◆ **The data**
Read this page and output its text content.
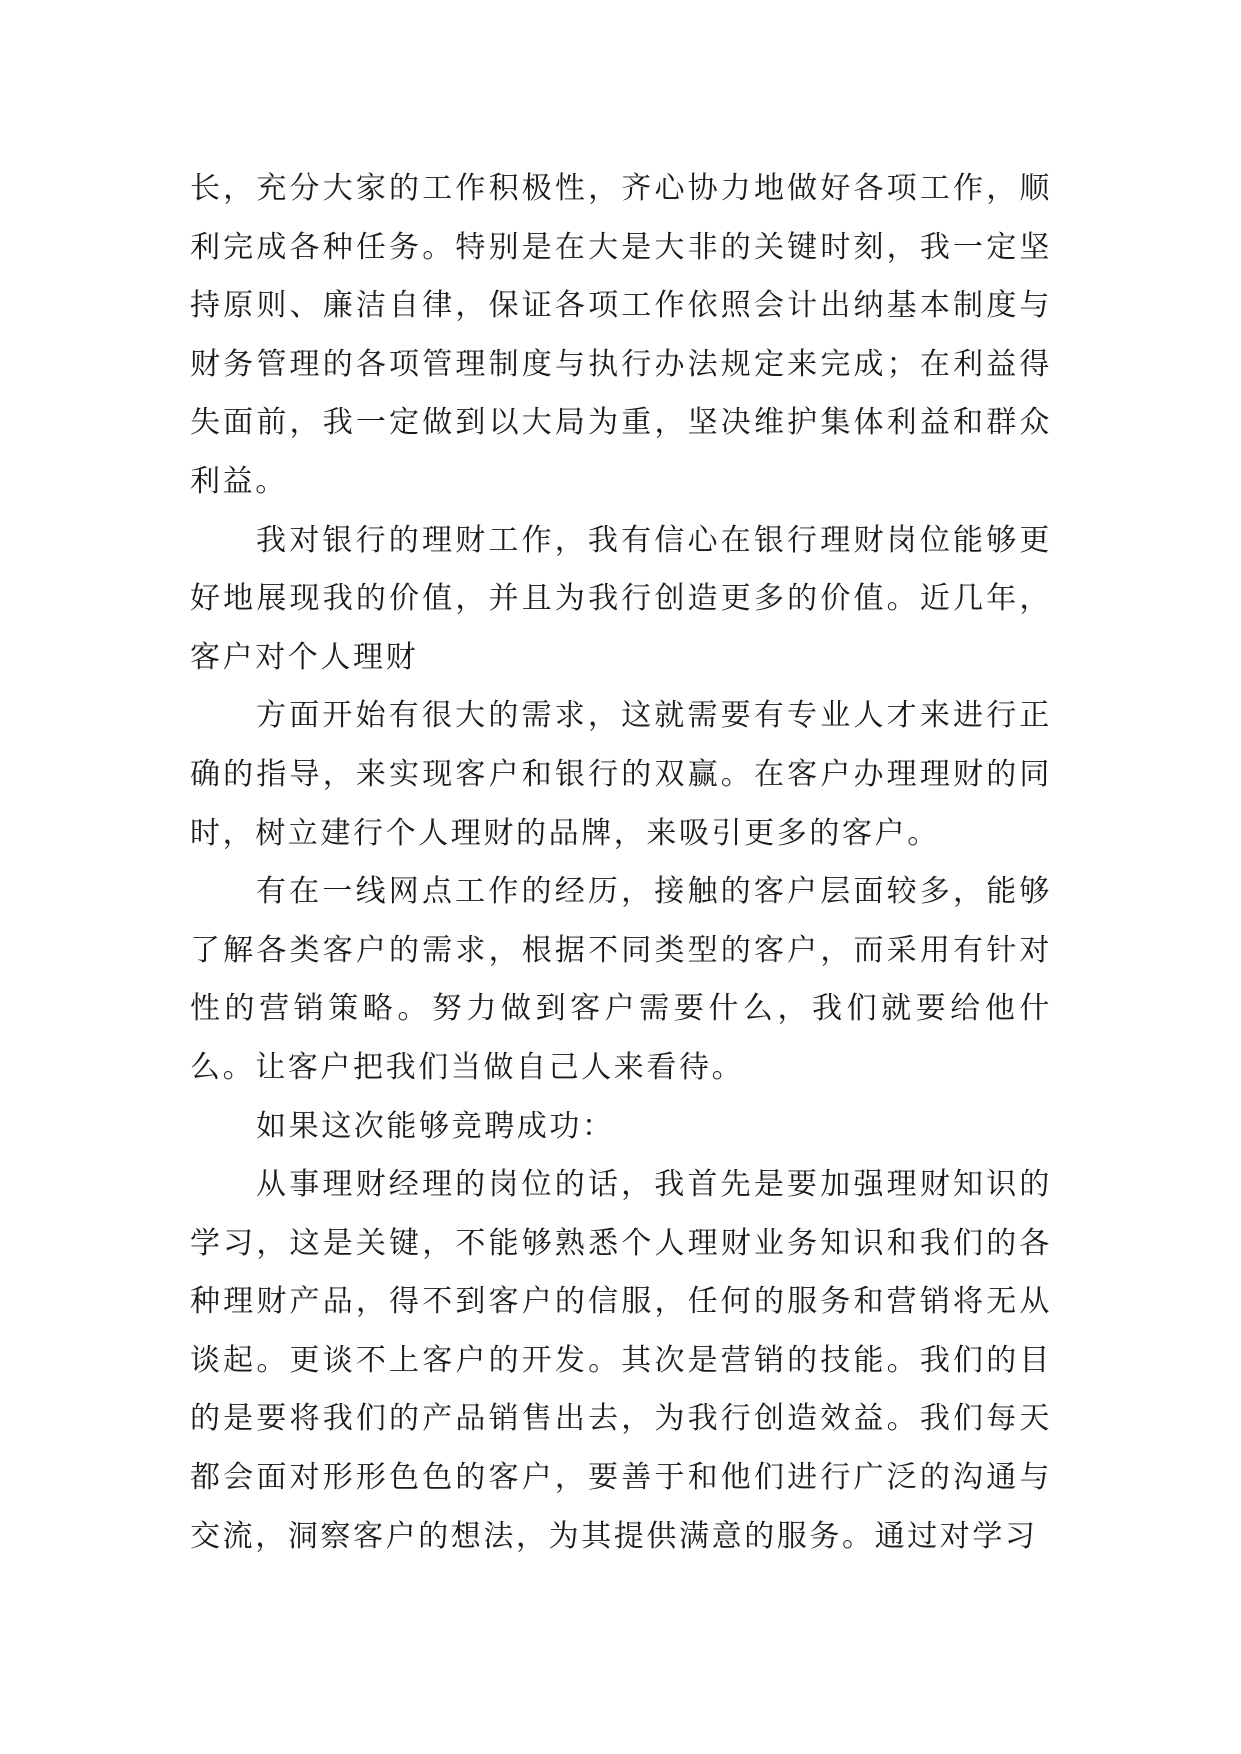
长，充分大家的工作积极性，齐心协力地做好各项工作，顺利完成各种任务。特别是在大是大非的关键时刻，我一定坚持原则、廉洁自律，保证各项工作依照会计出纳基本制度与财务管理的各项管理制度与执行办法规定来完成；在利益得失面前，我一定做到以大局为重，坚决维护集体利益和群众利益。

我对银行的理财工作，我有信心在银行理财岗位能够更好地展现我的价值，并且为我行创造更多的价值。近几年，客户对个人理财

方面开始有很大的需求，这就需要有专业人才来进行正确的指导，来实现客户和银行的双赢。在客户办理理财的同时，树立建行个人理财的品牌，来吸引更多的客户。

有在一线网点工作的经历，接触的客户层面较多，能够了解各类客户的需求，根据不同类型的客户，而采用有针对性的营销策略。努力做到客户需要什么，我们就要给他什么。让客户把我们当做自己人来看待。

如果这次能够竞聘成功：

从事理财经理的岗位的话，我首先是要加强理财知识的学习，这是关键，不能够熟悉个人理财业务知识和我们的各种理财产品，得不到客户的信服，任何的服务和营销将无从谈起。更谈不上客户的开发。其次是营销的技能。我们的目的是要将我们的产品销售出去，为我行创造效益。我们每天都会面对形形色色的客户，要善于和他们进行广泛的沟通与交流，洞察客户的想法，为其提供满意的服务。通过对学习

◆ **Exercise task**
Each record above should be copied character for character, with pictures dropped.

◆ **Output**
Read this page and output its text content.
长，充分大家的工作积极性，齐心协力地做好各项工作，顺利完成各种任务。特别是在大是大非的关键时刻，我一定坚持原则、廉洁自律，保证各项工作依照会计出纳基本制度与财务管理的各项管理制度与执行办法规定来完成；在利益得失面前，我一定做到以大局为重，坚决维护集体利益和群众利益。

我对银行的理财工作，我有信心在银行理财岗位能够更好地展现我的价值，并且为我行创造更多的价值。近几年，客户对个人理财

方面开始有很大的需求，这就需要有专业人才来进行正确的指导，来实现客户和银行的双赢。在客户办理理财的同时，树立建行个人理财的品牌，来吸引更多的客户。

有在一线网点工作的经历，接触的客户层面较多，能够了解各类客户的需求，根据不同类型的客户，而采用有针对性的营销策略。努力做到客户需要什么，我们就要给他什么。让客户把我们当做自己人来看待。

如果这次能够竞聘成功：

从事理财经理的岗位的话，我首先是要加强理财知识的学习，这是关键，不能够熟悉个人理财业务知识和我们的各种理财产品，得不到客户的信服，任何的服务和营销将无从谈起。更谈不上客户的开发。其次是营销的技能。我们的目的是要将我们的产品销售出去，为我行创造效益。我们每天都会面对形形色色的客户，要善于和他们进行广泛的沟通与交流，洞察客户的想法，为其提供满意的服务。通过对学习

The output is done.